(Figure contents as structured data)
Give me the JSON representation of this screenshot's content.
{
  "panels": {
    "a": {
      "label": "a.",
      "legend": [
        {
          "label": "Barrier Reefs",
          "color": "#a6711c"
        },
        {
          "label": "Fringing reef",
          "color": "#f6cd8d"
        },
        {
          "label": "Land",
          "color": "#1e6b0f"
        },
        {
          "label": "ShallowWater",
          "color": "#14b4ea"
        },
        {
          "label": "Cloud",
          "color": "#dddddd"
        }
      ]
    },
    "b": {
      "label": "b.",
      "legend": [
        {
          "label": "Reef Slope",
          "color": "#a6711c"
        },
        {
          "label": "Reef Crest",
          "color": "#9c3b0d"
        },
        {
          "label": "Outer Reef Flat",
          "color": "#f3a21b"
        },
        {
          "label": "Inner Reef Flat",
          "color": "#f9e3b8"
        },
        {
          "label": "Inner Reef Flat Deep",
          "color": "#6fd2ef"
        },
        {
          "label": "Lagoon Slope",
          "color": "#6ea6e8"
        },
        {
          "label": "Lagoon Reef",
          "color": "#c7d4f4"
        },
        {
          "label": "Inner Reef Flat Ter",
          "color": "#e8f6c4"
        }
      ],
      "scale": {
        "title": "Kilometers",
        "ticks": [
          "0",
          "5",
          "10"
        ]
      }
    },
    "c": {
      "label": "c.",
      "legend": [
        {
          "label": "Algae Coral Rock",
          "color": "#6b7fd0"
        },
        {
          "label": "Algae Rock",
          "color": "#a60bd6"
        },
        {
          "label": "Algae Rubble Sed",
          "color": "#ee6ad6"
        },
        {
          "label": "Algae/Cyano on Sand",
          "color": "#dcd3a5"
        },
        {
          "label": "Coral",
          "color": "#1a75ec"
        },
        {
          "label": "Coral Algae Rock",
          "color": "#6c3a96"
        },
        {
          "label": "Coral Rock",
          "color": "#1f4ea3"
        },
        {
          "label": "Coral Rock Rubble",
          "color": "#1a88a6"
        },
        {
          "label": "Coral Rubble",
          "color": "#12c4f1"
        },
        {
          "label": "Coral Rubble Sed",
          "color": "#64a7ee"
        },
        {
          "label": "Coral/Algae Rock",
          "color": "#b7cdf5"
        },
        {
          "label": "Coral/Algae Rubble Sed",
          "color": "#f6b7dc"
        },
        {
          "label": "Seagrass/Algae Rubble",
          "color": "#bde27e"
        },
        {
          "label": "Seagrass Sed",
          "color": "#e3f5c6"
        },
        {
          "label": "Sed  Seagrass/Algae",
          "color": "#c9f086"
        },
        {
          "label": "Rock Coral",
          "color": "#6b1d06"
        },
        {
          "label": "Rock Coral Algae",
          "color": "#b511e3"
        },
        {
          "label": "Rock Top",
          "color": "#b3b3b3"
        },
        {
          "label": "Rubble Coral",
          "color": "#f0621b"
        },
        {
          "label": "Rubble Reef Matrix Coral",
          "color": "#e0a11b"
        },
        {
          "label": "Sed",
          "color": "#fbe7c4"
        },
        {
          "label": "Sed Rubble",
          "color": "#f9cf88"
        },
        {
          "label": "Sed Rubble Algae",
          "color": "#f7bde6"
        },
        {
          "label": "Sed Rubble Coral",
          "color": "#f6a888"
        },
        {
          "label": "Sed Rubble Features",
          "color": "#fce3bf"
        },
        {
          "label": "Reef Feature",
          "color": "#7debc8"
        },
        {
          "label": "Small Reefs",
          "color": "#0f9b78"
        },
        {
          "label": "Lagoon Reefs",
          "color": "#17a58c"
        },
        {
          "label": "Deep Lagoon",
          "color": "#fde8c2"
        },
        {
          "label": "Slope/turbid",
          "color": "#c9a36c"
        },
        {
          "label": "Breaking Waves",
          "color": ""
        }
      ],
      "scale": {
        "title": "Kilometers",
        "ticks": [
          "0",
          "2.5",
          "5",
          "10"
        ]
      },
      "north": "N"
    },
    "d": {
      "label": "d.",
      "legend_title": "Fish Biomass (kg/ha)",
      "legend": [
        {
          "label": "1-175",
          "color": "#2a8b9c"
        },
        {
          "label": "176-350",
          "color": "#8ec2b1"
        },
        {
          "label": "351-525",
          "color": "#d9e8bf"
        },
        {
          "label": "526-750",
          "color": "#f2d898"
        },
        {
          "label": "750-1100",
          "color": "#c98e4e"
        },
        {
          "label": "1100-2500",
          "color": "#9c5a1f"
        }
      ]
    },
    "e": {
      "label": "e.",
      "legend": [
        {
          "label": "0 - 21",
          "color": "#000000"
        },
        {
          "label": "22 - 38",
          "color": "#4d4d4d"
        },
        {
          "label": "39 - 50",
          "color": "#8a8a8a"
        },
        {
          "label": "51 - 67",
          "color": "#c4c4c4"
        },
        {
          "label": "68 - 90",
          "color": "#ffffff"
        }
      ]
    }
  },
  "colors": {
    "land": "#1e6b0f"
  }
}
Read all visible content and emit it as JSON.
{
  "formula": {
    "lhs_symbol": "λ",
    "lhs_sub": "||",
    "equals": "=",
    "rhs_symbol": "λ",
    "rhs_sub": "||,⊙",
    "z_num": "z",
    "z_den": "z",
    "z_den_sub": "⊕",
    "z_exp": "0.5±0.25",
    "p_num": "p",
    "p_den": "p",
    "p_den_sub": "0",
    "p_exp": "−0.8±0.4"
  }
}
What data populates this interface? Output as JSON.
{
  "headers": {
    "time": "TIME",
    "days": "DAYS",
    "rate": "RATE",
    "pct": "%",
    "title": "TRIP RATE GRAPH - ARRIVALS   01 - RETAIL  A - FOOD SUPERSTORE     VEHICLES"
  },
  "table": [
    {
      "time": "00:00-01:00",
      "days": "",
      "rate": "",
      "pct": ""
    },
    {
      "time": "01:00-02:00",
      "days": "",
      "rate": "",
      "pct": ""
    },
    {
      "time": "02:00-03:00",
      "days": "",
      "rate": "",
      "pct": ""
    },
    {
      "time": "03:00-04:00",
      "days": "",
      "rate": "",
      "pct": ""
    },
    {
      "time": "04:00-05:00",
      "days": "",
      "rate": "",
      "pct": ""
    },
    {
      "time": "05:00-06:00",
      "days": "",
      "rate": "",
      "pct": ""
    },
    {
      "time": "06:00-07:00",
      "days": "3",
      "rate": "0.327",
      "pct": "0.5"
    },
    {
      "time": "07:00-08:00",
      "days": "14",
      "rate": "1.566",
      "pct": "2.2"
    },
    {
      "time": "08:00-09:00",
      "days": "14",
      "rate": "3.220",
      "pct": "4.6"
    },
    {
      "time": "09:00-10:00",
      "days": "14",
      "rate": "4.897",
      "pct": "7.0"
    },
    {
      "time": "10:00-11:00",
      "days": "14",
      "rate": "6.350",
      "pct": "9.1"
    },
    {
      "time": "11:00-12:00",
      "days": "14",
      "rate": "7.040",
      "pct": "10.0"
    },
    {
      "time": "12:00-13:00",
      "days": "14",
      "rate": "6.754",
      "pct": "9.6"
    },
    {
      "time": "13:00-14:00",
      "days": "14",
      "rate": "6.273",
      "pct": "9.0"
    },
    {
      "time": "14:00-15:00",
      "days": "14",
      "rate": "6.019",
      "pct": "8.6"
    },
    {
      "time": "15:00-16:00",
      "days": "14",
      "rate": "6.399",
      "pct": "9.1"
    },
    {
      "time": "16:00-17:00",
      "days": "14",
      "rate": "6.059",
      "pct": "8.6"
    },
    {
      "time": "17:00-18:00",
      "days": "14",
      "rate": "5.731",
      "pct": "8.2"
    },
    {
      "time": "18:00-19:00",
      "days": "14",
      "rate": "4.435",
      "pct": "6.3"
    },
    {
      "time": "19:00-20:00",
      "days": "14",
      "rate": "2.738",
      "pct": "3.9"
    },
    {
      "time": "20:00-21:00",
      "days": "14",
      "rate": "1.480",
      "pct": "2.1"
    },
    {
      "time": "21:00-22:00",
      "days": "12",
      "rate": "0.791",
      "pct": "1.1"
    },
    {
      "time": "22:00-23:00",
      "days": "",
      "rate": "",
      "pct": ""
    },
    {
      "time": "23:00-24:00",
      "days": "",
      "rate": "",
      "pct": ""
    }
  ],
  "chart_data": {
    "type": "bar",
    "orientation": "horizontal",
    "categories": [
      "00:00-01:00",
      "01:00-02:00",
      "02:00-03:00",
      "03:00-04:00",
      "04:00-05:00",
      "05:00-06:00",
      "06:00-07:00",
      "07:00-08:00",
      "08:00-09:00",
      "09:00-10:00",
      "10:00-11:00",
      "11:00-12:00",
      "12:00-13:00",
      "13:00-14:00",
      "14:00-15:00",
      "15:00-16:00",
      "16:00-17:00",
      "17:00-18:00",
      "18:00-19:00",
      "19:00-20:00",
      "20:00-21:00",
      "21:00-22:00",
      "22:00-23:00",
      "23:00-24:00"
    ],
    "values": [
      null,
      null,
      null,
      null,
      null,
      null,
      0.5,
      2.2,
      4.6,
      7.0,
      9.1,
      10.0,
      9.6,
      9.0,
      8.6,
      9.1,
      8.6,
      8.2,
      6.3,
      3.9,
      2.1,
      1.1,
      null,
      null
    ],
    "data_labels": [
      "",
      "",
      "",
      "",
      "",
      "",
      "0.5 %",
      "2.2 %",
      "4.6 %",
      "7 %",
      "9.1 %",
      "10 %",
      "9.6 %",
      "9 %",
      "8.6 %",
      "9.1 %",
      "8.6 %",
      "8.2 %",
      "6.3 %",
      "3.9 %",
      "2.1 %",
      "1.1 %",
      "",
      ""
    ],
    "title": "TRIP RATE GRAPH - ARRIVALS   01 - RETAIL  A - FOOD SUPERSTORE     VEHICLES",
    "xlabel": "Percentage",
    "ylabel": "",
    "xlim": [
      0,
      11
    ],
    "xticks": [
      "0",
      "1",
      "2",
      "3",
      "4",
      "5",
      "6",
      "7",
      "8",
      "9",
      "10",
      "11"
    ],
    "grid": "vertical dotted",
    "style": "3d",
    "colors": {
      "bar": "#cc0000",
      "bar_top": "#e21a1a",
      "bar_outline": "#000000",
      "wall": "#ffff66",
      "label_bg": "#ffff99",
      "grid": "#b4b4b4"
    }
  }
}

» Task directions
Examine the listing and say how many of its lines contain the string "GRAPH". Give the number alone.

» Response
2